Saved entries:
------------
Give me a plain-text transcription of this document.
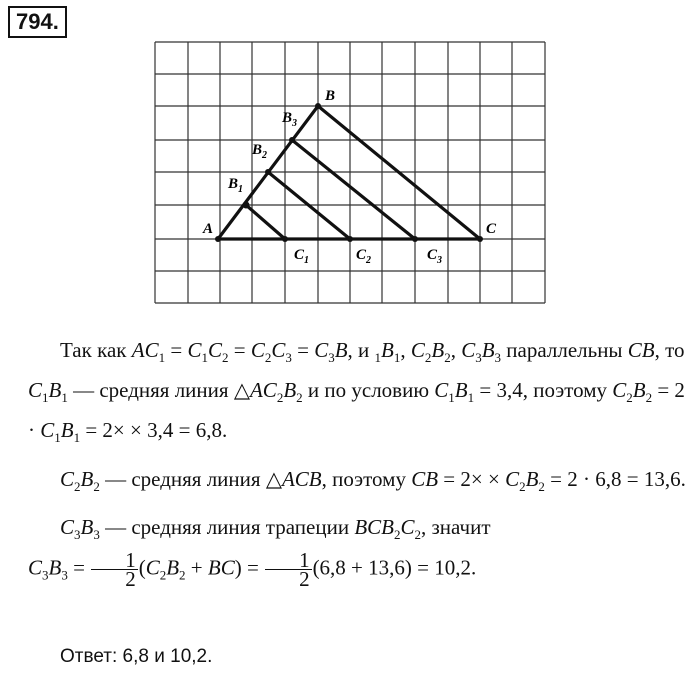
794.
A
B
C
$B_1$
$B_2$
$B_3$
$C_1$	$C_2$	$C_3$

Так как $AC_1 = C_1C_2 = C_2C_3 = C_3B$, и $_1B_1$, $C_2B_2$, $C_3B_3$ параллельны CB, то $C_1B_1$ — средняя линия $\triangle AC_2B_2$ и по условию $C_1B_1 = 3,4$, поэтому $C_2B_2 = 2 \cdot C_1B_1 = 2\times \times 3,4 = 6,8$.

$C_2B_2$ — средняя линия △ACB, поэтому CB = $2\times \times C_2B_2 = 2 \cdot 6,8 = 13,6$.

$C_3B_3$ — средняя линия трапеции $BCB_2C_2$, значит
$C_3B_3 = \frac{1}{2} (C_2B_2 + BC) = \frac{1}{2} (6,8 + 13,6) = 10,2$.

Ответ: 6,8 и 10,2.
------------
- **Challenge**
Repeat everything in the records precisely. Images are excluded from the copy.

- **Reply to the exercise**
Give me a plain-text transcription of this document.
794.
A
B
C
$B_1$
$B_2$
$B_3$
$C_1$	$C_2$	$C_3$

Так как $AC_1 = C_1C_2 = C_2C_3 = C_3B$, и $_1B_1$, $C_2B_2$, $C_3B_3$ параллельны CB, то $C_1B_1$ — средняя линия $\triangle AC_2B_2$ и по условию $C_1B_1 = 3,4$, поэтому $C_2B_2 = 2 \cdot C_1B_1 = 2\times \times 3,4 = 6,8$.

$C_2B_2$ — средняя линия △ACB, поэтому CB = $2\times \times C_2B_2 = 2 \cdot 6,8 = 13,6$.

$C_3B_3$ — средняя линия трапеции $BCB_2C_2$, значит
$C_3B_3 = \frac{1}{2} (C_2B_2 + BC) = \frac{1}{2} (6,8 + 13,6) = 10,2$.

Ответ: 6,8 и 10,2.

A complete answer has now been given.